[Exercise]
Transcribe every line of the records verbatim.

________________________

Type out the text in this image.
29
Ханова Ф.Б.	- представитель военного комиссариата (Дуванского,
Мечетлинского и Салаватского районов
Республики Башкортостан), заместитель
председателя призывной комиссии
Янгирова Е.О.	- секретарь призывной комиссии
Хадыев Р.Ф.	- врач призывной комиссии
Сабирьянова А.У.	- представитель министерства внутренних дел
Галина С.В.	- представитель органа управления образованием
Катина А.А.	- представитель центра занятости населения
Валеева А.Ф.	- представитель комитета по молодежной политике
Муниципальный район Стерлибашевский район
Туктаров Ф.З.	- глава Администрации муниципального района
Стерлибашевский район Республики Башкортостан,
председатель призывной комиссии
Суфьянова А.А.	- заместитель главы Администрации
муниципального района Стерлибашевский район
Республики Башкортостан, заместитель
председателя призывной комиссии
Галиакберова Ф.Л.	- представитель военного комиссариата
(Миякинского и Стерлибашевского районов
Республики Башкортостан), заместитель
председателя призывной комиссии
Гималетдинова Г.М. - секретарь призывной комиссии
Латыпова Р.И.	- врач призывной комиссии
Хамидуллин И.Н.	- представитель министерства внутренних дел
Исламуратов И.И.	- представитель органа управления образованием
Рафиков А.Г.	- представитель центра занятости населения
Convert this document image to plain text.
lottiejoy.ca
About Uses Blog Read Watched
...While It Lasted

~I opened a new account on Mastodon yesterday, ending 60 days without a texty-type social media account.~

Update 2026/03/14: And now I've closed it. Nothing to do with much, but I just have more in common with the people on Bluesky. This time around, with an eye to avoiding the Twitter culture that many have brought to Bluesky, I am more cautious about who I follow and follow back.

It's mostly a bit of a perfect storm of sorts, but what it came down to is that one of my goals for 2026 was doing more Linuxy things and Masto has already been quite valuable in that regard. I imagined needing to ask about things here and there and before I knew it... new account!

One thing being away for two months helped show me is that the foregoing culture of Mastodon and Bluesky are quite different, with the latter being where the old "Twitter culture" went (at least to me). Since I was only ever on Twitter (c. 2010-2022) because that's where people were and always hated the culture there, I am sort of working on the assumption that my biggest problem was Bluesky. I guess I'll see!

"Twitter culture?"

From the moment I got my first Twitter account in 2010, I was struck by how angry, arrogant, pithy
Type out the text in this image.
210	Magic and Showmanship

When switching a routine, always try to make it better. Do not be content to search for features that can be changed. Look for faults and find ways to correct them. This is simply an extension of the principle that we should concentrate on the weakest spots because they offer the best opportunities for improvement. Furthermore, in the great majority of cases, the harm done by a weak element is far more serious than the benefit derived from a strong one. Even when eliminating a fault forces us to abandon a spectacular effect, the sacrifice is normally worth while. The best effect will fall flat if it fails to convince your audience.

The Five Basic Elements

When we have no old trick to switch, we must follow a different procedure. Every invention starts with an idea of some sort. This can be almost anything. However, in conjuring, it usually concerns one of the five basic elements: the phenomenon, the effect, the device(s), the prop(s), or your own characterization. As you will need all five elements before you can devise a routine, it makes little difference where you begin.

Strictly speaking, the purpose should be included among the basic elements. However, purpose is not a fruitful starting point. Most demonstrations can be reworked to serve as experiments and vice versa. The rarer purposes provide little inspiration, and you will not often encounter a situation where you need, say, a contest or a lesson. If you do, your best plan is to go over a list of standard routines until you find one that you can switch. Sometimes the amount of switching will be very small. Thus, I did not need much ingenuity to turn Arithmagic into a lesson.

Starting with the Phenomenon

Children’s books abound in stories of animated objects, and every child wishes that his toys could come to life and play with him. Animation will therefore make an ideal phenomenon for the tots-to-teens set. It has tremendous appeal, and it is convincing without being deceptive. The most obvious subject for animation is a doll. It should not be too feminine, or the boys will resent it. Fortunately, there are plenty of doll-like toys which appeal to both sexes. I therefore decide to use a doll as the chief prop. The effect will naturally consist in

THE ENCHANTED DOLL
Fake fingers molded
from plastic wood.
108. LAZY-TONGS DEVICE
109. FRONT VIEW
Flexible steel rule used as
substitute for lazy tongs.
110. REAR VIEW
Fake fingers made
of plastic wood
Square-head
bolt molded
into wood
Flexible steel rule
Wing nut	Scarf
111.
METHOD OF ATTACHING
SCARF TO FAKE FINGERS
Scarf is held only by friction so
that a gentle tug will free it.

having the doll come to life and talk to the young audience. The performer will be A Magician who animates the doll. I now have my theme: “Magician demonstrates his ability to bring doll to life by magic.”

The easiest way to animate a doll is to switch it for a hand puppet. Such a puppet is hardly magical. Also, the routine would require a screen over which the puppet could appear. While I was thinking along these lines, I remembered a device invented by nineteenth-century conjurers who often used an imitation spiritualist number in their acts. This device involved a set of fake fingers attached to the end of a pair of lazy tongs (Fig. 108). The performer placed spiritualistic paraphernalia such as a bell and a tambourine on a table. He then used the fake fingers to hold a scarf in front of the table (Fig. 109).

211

________________________

[Answer to the exercise]
Type out the text in this image.
29
Ханова Ф.Б.	- представитель военного комиссариата (Дуванского,
Мечетлинского и Салаватского районов
Республики Башкортостан), заместитель
председателя призывной комиссии
Янгирова Е.О.	- секретарь призывной комиссии
Хадыев Р.Ф.	- врач призывной комиссии
Сабирьянова А.У.	- представитель министерства внутренних дел
Галина С.В.	- представитель органа управления образованием
Катина А.А.	- представитель центра занятости населения
Валеева А.Ф.	- представитель комитета по молодежной политике
Муниципальный район Стерлибашевский район
Туктаров Ф.З.	- глава Администрации муниципального района
Стерлибашевский район Республики Башкортостан,
председатель призывной комиссии
Суфьянова А.А.	- заместитель главы Администрации
муниципального района Стерлибашевский район
Республики Башкортостан, заместитель
председателя призывной комиссии
Галиакберова Ф.Л.	- представитель военного комиссариата
(Миякинского и Стерлибашевского районов
Республики Башкортостан), заместитель
председателя призывной комиссии
Гималетдинова Г.М. - секретарь призывной комиссии
Латыпова Р.И.	- врач призывной комиссии
Хамидуллин И.Н.	- представитель министерства внутренних дел
Исламуратов И.И.	- представитель органа управления образованием
Рафиков А.Г.	- представитель центра занятости населения
Convert this document image to plain text.
lottiejoy.ca
About Uses Blog Read Watched
...While It Lasted

~I opened a new account on Mastodon yesterday, ending 60 days without a texty-type social media account.~

Update 2026/03/14: And now I've closed it. Nothing to do with much, but I just have more in common with the people on Bluesky. This time around, with an eye to avoiding the Twitter culture that many have brought to Bluesky, I am more cautious about who I follow and follow back.

It's mostly a bit of a perfect storm of sorts, but what it came down to is that one of my goals for 2026 was doing more Linuxy things and Masto has already been quite valuable in that regard. I imagined needing to ask about things here and there and before I knew it... new account!

One thing being away for two months helped show me is that the foregoing culture of Mastodon and Bluesky are quite different, with the latter being where the old "Twitter culture" went (at least to me). Since I was only ever on Twitter (c. 2010-2022) because that's where people were and always hated the culture there, I am sort of working on the assumption that my biggest problem was Bluesky. I guess I'll see!

"Twitter culture?"

From the moment I got my first Twitter account in 2010, I was struck by how angry, arrogant, pithy
Type out the text in this image.
210	Magic and Showmanship

When switching a routine, always try to make it better. Do not be content to search for features that can be changed. Look for faults and find ways to correct them. This is simply an extension of the principle that we should concentrate on the weakest spots because they offer the best opportunities for improvement. Furthermore, in the great majority of cases, the harm done by a weak element is far more serious than the benefit derived from a strong one. Even when eliminating a fault forces us to abandon a spectacular effect, the sacrifice is normally worth while. The best effect will fall flat if it fails to convince your audience.

The Five Basic Elements

When we have no old trick to switch, we must follow a different procedure. Every invention starts with an idea of some sort. This can be almost anything. However, in conjuring, it usually concerns one of the five basic elements: the phenomenon, the effect, the device(s), the prop(s), or your own characterization. As you will need all five elements before you can devise a routine, it makes little difference where you begin.

Strictly speaking, the purpose should be included among the basic elements. However, purpose is not a fruitful starting point. Most demonstrations can be reworked to serve as experiments and vice versa. The rarer purposes provide little inspiration, and you will not often encounter a situation where you need, say, a contest or a lesson. If you do, your best plan is to go over a list of standard routines until you find one that you can switch. Sometimes the amount of switching will be very small. Thus, I did not need much ingenuity to turn Arithmagic into a lesson.

Starting with the Phenomenon

Children’s books abound in stories of animated objects, and every child wishes that his toys could come to life and play with him. Animation will therefore make an ideal phenomenon for the tots-to-teens set. It has tremendous appeal, and it is convincing without being deceptive. The most obvious subject for animation is a doll. It should not be too feminine, or the boys will resent it. Fortunately, there are plenty of doll-like toys which appeal to both sexes. I therefore decide to use a doll as the chief prop. The effect will naturally consist in

THE ENCHANTED DOLL
Fake fingers molded
from plastic wood.
108. LAZY-TONGS DEVICE
109. FRONT VIEW
Flexible steel rule used as
substitute for lazy tongs.
110. REAR VIEW
Fake fingers made
of plastic wood
Square-head
bolt molded
into wood
Flexible steel rule
Wing nut	Scarf
111.
METHOD OF ATTACHING
SCARF TO FAKE FINGERS
Scarf is held only by friction so
that a gentle tug will free it.

having the doll come to life and talk to the young audience. The performer will be A Magician who animates the doll. I now have my theme: “Magician demonstrates his ability to bring doll to life by magic.”

The easiest way to animate a doll is to switch it for a hand puppet. Such a puppet is hardly magical. Also, the routine would require a screen over which the puppet could appear. While I was thinking along these lines, I remembered a device invented by nineteenth-century conjurers who often used an imitation spiritualist number in their acts. This device involved a set of fake fingers attached to the end of a pair of lazy tongs (Fig. 108). The performer placed spiritualistic paraphernalia such as a bell and a tambourine on a table. He then used the fake fingers to hold a scarf in front of the table (Fig. 109).

211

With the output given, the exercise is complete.